* _Aim of the exercise_: Count the lines below that contain "Save". Give only the number.

* _Extracted information_:
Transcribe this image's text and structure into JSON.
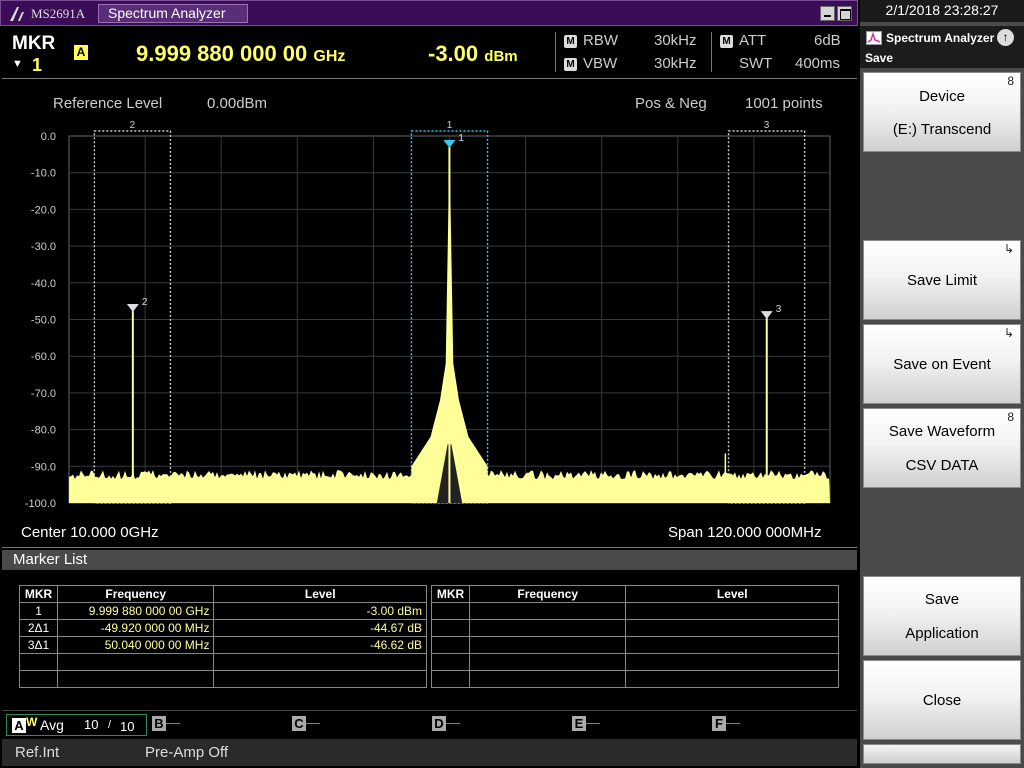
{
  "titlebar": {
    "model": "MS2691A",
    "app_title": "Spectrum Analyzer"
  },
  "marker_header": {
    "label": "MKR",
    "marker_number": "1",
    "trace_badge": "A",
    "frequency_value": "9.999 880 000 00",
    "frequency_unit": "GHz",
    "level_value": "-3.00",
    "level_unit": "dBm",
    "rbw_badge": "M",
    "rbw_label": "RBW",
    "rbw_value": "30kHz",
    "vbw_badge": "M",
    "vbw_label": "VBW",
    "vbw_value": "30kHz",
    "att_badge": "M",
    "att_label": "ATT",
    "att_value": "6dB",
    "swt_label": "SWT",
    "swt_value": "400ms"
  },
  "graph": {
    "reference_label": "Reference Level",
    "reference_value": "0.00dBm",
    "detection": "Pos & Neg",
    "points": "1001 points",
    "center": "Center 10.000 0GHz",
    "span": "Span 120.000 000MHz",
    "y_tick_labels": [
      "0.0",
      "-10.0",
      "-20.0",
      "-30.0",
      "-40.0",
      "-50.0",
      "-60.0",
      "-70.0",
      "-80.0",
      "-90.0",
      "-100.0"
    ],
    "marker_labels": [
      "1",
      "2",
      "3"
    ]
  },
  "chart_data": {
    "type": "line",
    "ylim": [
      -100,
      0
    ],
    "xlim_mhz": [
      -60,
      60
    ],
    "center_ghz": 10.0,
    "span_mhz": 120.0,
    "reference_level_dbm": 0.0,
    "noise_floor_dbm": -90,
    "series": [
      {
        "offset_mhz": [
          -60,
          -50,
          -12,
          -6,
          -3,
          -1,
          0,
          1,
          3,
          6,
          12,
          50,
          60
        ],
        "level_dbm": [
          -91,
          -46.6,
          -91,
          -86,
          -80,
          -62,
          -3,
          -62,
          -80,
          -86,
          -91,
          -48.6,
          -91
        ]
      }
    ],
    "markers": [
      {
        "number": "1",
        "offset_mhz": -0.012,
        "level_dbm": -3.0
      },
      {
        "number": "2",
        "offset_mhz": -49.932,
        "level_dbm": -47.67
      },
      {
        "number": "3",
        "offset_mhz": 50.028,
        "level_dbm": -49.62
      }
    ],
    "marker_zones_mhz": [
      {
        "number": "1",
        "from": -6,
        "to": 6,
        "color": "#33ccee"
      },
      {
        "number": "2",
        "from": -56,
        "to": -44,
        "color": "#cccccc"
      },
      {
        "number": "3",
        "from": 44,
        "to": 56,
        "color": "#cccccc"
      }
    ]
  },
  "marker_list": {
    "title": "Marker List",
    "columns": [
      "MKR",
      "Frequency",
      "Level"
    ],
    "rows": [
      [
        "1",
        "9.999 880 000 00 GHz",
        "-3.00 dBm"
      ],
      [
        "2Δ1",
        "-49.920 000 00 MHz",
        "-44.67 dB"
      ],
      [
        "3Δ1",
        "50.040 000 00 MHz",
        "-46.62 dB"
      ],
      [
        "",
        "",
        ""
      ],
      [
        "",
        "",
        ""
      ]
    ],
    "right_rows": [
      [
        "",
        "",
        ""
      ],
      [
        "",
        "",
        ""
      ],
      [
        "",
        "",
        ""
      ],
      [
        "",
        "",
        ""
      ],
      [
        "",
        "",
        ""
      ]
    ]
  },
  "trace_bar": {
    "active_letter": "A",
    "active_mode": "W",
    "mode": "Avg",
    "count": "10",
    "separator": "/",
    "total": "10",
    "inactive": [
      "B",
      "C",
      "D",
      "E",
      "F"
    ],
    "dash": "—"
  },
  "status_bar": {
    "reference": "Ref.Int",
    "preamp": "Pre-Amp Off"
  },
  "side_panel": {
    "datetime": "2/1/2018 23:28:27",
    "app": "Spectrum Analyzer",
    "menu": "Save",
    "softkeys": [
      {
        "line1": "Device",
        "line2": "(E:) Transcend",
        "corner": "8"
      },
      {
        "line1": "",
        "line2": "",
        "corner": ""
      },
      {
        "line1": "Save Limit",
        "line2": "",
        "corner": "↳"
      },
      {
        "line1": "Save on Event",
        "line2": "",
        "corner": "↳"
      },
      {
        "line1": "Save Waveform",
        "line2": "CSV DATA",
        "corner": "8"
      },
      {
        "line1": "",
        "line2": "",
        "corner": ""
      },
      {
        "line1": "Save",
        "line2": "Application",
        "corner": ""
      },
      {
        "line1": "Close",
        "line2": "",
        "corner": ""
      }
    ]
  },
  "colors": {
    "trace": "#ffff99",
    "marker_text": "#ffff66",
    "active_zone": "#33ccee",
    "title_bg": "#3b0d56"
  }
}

* _Full response_: 5